** START PROVIDED ENTRIES **

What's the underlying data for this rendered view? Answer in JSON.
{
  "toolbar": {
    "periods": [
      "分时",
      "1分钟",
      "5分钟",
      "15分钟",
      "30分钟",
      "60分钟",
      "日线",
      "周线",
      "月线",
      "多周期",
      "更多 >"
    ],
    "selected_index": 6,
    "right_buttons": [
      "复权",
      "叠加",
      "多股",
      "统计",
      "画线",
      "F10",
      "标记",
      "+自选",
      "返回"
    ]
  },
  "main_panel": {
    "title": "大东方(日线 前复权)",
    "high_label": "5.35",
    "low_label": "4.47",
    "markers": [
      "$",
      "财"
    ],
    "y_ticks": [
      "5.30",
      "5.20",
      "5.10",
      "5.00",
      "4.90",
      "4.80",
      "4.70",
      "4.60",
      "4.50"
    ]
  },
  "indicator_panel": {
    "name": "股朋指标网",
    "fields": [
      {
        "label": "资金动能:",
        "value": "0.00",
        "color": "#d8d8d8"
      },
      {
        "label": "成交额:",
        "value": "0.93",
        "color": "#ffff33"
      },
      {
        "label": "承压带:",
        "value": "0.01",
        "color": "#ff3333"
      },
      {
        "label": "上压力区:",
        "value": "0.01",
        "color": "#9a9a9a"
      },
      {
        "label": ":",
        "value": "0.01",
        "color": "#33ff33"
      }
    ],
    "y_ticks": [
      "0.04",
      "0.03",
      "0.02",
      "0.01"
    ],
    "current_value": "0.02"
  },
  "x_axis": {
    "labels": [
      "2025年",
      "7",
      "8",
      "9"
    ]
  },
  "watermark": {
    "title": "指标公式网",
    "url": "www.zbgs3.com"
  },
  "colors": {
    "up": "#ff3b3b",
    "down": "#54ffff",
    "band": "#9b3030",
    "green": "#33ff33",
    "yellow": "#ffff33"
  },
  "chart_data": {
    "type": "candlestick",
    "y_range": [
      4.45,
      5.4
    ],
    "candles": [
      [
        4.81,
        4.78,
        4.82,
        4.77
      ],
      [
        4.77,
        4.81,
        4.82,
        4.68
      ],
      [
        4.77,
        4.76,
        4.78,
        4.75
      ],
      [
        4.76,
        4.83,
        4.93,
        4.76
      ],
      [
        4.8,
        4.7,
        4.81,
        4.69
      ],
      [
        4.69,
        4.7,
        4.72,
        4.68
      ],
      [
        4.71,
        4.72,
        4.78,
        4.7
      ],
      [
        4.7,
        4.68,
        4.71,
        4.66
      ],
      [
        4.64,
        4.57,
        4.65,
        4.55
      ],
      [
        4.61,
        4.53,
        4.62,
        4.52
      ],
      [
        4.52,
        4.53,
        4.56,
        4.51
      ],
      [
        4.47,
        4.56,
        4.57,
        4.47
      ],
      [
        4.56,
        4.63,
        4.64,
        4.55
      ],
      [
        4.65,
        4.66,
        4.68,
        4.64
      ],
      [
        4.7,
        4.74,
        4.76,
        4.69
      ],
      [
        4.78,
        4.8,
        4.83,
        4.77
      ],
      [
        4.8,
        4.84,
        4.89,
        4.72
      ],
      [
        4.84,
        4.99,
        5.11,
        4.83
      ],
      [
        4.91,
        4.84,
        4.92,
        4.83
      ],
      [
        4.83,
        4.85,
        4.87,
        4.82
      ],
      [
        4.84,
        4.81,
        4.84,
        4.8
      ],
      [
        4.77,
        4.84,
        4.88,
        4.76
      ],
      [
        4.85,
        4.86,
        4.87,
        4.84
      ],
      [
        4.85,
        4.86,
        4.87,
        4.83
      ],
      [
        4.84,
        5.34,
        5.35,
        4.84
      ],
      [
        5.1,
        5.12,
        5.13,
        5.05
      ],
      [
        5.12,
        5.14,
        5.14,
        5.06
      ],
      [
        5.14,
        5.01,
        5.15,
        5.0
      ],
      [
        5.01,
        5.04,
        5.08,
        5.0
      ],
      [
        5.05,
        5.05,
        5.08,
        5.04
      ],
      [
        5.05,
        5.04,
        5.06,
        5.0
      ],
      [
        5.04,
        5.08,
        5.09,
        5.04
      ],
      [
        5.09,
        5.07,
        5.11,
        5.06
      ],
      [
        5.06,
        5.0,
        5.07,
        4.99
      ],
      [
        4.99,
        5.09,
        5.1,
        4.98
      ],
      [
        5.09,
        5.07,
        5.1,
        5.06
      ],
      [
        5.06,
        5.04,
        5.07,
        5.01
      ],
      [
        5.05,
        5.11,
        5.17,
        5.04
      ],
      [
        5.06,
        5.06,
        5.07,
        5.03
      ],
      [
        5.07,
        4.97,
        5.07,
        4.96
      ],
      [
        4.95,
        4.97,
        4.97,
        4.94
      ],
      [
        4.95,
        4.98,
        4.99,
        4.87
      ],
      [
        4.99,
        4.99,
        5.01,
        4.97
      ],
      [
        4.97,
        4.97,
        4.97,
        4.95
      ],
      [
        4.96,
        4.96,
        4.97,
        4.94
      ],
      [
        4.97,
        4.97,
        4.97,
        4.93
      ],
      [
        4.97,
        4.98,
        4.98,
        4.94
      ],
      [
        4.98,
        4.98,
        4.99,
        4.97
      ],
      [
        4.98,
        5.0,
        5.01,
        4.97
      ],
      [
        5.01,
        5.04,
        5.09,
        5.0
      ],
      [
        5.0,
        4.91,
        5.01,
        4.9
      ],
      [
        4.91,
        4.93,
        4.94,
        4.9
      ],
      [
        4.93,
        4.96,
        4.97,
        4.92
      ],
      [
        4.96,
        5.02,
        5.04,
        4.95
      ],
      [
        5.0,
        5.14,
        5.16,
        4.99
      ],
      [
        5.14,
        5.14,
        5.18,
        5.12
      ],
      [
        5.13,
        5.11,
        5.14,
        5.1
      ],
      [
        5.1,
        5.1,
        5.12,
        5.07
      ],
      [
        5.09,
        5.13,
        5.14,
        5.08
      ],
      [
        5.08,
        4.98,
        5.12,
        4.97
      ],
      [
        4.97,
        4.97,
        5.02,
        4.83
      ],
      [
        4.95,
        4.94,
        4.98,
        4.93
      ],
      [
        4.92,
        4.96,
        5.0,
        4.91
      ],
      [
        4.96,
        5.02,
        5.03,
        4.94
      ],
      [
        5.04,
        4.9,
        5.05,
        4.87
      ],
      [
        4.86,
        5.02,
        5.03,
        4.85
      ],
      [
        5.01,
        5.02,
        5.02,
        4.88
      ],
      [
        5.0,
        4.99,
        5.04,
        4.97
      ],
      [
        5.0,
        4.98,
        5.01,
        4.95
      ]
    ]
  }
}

** END PROVIDED ENTRIES **

▶ _TO BE DONE_: Your task is to give the records above again, exactly.

▶ _RESULT_:
What's the underlying data for this rendered view? Answer in JSON.
{
  "toolbar": {
    "periods": [
      "分时",
      "1分钟",
      "5分钟",
      "15分钟",
      "30分钟",
      "60分钟",
      "日线",
      "周线",
      "月线",
      "多周期",
      "更多 >"
    ],
    "selected_index": 6,
    "right_buttons": [
      "复权",
      "叠加",
      "多股",
      "统计",
      "画线",
      "F10",
      "标记",
      "+自选",
      "返回"
    ]
  },
  "main_panel": {
    "title": "大东方(日线 前复权)",
    "high_label": "5.35",
    "low_label": "4.47",
    "markers": [
      "$",
      "财"
    ],
    "y_ticks": [
      "5.30",
      "5.20",
      "5.10",
      "5.00",
      "4.90",
      "4.80",
      "4.70",
      "4.60",
      "4.50"
    ]
  },
  "indicator_panel": {
    "name": "股朋指标网",
    "fields": [
      {
        "label": "资金动能:",
        "value": "0.00",
        "color": "#d8d8d8"
      },
      {
        "label": "成交额:",
        "value": "0.93",
        "color": "#ffff33"
      },
      {
        "label": "承压带:",
        "value": "0.01",
        "color": "#ff3333"
      },
      {
        "label": "上压力区:",
        "value": "0.01",
        "color": "#9a9a9a"
      },
      {
        "label": ":",
        "value": "0.01",
        "color": "#33ff33"
      }
    ],
    "y_ticks": [
      "0.04",
      "0.03",
      "0.02",
      "0.01"
    ],
    "current_value": "0.02"
  },
  "x_axis": {
    "labels": [
      "2025年",
      "7",
      "8",
      "9"
    ]
  },
  "watermark": {
    "title": "指标公式网",
    "url": "www.zbgs3.com"
  },
  "colors": {
    "up": "#ff3b3b",
    "down": "#54ffff",
    "band": "#9b3030",
    "green": "#33ff33",
    "yellow": "#ffff33"
  },
  "chart_data": {
    "type": "candlestick",
    "y_range": [
      4.45,
      5.4
    ],
    "candles": [
      [
        4.81,
        4.78,
        4.82,
        4.77
      ],
      [
        4.77,
        4.81,
        4.82,
        4.68
      ],
      [
        4.77,
        4.76,
        4.78,
        4.75
      ],
      [
        4.76,
        4.83,
        4.93,
        4.76
      ],
      [
        4.8,
        4.7,
        4.81,
        4.69
      ],
      [
        4.69,
        4.7,
        4.72,
        4.68
      ],
      [
        4.71,
        4.72,
        4.78,
        4.7
      ],
      [
        4.7,
        4.68,
        4.71,
        4.66
      ],
      [
        4.64,
        4.57,
        4.65,
        4.55
      ],
      [
        4.61,
        4.53,
        4.62,
        4.52
      ],
      [
        4.52,
        4.53,
        4.56,
        4.51
      ],
      [
        4.47,
        4.56,
        4.57,
        4.47
      ],
      [
        4.56,
        4.63,
        4.64,
        4.55
      ],
      [
        4.65,
        4.66,
        4.68,
        4.64
      ],
      [
        4.7,
        4.74,
        4.76,
        4.69
      ],
      [
        4.78,
        4.8,
        4.83,
        4.77
      ],
      [
        4.8,
        4.84,
        4.89,
        4.72
      ],
      [
        4.84,
        4.99,
        5.11,
        4.83
      ],
      [
        4.91,
        4.84,
        4.92,
        4.83
      ],
      [
        4.83,
        4.85,
        4.87,
        4.82
      ],
      [
        4.84,
        4.81,
        4.84,
        4.8
      ],
      [
        4.77,
        4.84,
        4.88,
        4.76
      ],
      [
        4.85,
        4.86,
        4.87,
        4.84
      ],
      [
        4.85,
        4.86,
        4.87,
        4.83
      ],
      [
        4.84,
        5.34,
        5.35,
        4.84
      ],
      [
        5.1,
        5.12,
        5.13,
        5.05
      ],
      [
        5.12,
        5.14,
        5.14,
        5.06
      ],
      [
        5.14,
        5.01,
        5.15,
        5.0
      ],
      [
        5.01,
        5.04,
        5.08,
        5.0
      ],
      [
        5.05,
        5.05,
        5.08,
        5.04
      ],
      [
        5.05,
        5.04,
        5.06,
        5.0
      ],
      [
        5.04,
        5.08,
        5.09,
        5.04
      ],
      [
        5.09,
        5.07,
        5.11,
        5.06
      ],
      [
        5.06,
        5.0,
        5.07,
        4.99
      ],
      [
        4.99,
        5.09,
        5.1,
        4.98
      ],
      [
        5.09,
        5.07,
        5.1,
        5.06
      ],
      [
        5.06,
        5.04,
        5.07,
        5.01
      ],
      [
        5.05,
        5.11,
        5.17,
        5.04
      ],
      [
        5.06,
        5.06,
        5.07,
        5.03
      ],
      [
        5.07,
        4.97,
        5.07,
        4.96
      ],
      [
        4.95,
        4.97,
        4.97,
        4.94
      ],
      [
        4.95,
        4.98,
        4.99,
        4.87
      ],
      [
        4.99,
        4.99,
        5.01,
        4.97
      ],
      [
        4.97,
        4.97,
        4.97,
        4.95
      ],
      [
        4.96,
        4.96,
        4.97,
        4.94
      ],
      [
        4.97,
        4.97,
        4.97,
        4.93
      ],
      [
        4.97,
        4.98,
        4.98,
        4.94
      ],
      [
        4.98,
        4.98,
        4.99,
        4.97
      ],
      [
        4.98,
        5.0,
        5.01,
        4.97
      ],
      [
        5.01,
        5.04,
        5.09,
        5.0
      ],
      [
        5.0,
        4.91,
        5.01,
        4.9
      ],
      [
        4.91,
        4.93,
        4.94,
        4.9
      ],
      [
        4.93,
        4.96,
        4.97,
        4.92
      ],
      [
        4.96,
        5.02,
        5.04,
        4.95
      ],
      [
        5.0,
        5.14,
        5.16,
        4.99
      ],
      [
        5.14,
        5.14,
        5.18,
        5.12
      ],
      [
        5.13,
        5.11,
        5.14,
        5.1
      ],
      [
        5.1,
        5.1,
        5.12,
        5.07
      ],
      [
        5.09,
        5.13,
        5.14,
        5.08
      ],
      [
        5.08,
        4.98,
        5.12,
        4.97
      ],
      [
        4.97,
        4.97,
        5.02,
        4.83
      ],
      [
        4.95,
        4.94,
        4.98,
        4.93
      ],
      [
        4.92,
        4.96,
        5.0,
        4.91
      ],
      [
        4.96,
        5.02,
        5.03,
        4.94
      ],
      [
        5.04,
        4.9,
        5.05,
        4.87
      ],
      [
        4.86,
        5.02,
        5.03,
        4.85
      ],
      [
        5.01,
        5.02,
        5.02,
        4.88
      ],
      [
        5.0,
        4.99,
        5.04,
        4.97
      ],
      [
        5.0,
        4.98,
        5.01,
        4.95
      ]
    ]
  }
}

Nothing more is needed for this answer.